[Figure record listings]
——

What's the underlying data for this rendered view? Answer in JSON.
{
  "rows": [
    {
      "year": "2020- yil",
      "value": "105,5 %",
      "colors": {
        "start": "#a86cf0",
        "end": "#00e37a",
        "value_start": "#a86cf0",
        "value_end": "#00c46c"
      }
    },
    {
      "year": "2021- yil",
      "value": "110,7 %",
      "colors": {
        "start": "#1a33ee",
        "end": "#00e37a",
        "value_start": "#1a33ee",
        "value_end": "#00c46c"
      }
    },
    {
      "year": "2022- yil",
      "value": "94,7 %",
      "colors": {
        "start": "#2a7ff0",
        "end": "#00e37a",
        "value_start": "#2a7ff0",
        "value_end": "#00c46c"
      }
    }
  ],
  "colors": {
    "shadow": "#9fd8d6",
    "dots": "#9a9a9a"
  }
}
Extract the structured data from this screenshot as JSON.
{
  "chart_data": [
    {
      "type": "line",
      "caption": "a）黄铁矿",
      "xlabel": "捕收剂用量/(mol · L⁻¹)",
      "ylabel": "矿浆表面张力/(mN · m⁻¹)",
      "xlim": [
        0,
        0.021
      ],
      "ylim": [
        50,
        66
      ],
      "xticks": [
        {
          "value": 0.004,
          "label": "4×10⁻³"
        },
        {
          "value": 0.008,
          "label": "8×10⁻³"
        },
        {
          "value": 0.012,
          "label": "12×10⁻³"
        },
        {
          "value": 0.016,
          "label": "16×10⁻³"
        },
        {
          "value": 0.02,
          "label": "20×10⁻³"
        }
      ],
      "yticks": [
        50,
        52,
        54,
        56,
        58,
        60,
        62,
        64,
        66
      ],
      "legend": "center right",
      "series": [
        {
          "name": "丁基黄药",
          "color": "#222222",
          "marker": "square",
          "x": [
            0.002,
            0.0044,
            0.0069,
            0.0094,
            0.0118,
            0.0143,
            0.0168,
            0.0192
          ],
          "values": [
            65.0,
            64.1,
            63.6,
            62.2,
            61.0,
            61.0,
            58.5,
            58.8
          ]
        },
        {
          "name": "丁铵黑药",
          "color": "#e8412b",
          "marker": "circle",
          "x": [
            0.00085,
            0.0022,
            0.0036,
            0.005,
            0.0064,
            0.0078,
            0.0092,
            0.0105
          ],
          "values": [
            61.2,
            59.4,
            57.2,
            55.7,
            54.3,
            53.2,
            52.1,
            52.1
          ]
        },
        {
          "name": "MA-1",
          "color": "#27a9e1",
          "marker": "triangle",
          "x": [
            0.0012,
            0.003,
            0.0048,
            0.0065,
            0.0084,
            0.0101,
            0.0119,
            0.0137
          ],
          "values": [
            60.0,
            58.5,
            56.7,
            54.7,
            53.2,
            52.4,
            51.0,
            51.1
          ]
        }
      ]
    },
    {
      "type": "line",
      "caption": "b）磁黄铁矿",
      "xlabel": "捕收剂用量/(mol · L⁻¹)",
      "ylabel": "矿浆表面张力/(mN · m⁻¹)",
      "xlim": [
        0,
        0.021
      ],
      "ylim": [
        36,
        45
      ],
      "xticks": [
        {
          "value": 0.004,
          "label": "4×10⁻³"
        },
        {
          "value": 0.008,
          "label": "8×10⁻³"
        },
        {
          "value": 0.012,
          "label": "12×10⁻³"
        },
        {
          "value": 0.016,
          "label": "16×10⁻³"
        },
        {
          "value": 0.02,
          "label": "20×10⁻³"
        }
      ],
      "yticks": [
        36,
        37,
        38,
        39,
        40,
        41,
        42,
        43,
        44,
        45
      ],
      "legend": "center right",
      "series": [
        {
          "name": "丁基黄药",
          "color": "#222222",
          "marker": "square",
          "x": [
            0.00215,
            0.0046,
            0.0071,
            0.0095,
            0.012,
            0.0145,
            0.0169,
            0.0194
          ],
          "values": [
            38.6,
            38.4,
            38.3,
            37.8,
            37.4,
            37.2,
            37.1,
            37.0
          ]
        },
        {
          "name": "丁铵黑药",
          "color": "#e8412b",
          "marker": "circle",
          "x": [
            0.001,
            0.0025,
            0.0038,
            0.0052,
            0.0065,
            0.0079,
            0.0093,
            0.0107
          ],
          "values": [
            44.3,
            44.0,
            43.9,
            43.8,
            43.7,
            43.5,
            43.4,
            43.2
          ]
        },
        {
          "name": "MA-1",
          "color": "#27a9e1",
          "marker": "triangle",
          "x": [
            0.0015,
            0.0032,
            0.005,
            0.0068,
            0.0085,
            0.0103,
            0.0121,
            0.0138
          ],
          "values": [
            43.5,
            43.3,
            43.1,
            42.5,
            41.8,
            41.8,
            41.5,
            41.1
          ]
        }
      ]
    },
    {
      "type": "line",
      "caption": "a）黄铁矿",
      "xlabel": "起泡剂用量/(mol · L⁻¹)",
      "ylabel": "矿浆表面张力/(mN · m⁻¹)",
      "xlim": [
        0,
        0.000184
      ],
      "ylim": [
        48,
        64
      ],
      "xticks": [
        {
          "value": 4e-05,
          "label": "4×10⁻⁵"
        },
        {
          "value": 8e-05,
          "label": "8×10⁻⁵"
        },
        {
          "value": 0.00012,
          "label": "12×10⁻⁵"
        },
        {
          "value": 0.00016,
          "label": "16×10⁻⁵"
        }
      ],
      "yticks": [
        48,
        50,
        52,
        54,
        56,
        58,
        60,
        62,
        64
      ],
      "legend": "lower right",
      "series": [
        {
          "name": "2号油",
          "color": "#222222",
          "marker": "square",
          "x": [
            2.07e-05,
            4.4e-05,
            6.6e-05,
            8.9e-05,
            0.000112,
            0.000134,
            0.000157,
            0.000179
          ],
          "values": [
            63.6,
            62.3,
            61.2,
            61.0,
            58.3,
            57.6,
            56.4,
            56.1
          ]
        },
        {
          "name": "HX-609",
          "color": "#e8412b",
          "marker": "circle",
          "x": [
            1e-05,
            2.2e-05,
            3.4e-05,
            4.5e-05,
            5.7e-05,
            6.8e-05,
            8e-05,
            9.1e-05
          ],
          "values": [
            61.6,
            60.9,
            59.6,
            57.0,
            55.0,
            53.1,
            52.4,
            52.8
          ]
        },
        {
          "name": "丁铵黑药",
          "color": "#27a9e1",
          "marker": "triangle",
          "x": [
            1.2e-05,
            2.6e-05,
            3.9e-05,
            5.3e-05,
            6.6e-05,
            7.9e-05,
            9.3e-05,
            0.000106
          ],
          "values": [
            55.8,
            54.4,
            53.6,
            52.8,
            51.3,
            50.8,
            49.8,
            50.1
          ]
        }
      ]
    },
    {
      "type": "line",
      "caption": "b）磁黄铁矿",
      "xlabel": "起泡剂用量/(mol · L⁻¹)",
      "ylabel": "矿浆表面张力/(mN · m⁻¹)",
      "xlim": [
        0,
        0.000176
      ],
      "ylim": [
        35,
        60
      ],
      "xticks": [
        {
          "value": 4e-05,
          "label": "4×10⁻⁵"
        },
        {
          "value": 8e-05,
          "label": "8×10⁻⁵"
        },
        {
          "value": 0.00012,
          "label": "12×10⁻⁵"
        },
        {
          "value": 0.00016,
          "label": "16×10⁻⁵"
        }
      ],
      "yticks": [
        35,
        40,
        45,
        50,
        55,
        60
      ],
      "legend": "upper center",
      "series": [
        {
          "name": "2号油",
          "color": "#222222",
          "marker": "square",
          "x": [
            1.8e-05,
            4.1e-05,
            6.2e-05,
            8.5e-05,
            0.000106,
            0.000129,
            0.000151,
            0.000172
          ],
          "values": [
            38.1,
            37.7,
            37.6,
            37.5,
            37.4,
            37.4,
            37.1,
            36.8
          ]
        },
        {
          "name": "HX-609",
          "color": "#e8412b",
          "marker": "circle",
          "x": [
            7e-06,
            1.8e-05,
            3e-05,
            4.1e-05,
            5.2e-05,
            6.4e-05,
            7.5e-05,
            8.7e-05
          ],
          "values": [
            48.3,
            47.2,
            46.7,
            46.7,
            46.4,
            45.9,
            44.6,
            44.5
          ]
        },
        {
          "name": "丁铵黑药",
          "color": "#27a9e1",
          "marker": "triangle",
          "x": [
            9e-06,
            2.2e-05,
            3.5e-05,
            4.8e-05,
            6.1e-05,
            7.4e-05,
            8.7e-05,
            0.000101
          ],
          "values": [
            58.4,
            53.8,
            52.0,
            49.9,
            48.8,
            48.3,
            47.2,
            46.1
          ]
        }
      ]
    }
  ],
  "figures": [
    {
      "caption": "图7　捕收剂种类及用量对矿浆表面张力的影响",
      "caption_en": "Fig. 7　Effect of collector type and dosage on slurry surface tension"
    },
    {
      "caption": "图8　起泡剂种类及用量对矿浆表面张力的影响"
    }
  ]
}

——

- PROBLEM
Copy each line in the data that holds the word "year".

- ANSWER TO THIS TASK
      "year": "2020- yil",
      "year": "2021- yil",
      "year": "2022- yil",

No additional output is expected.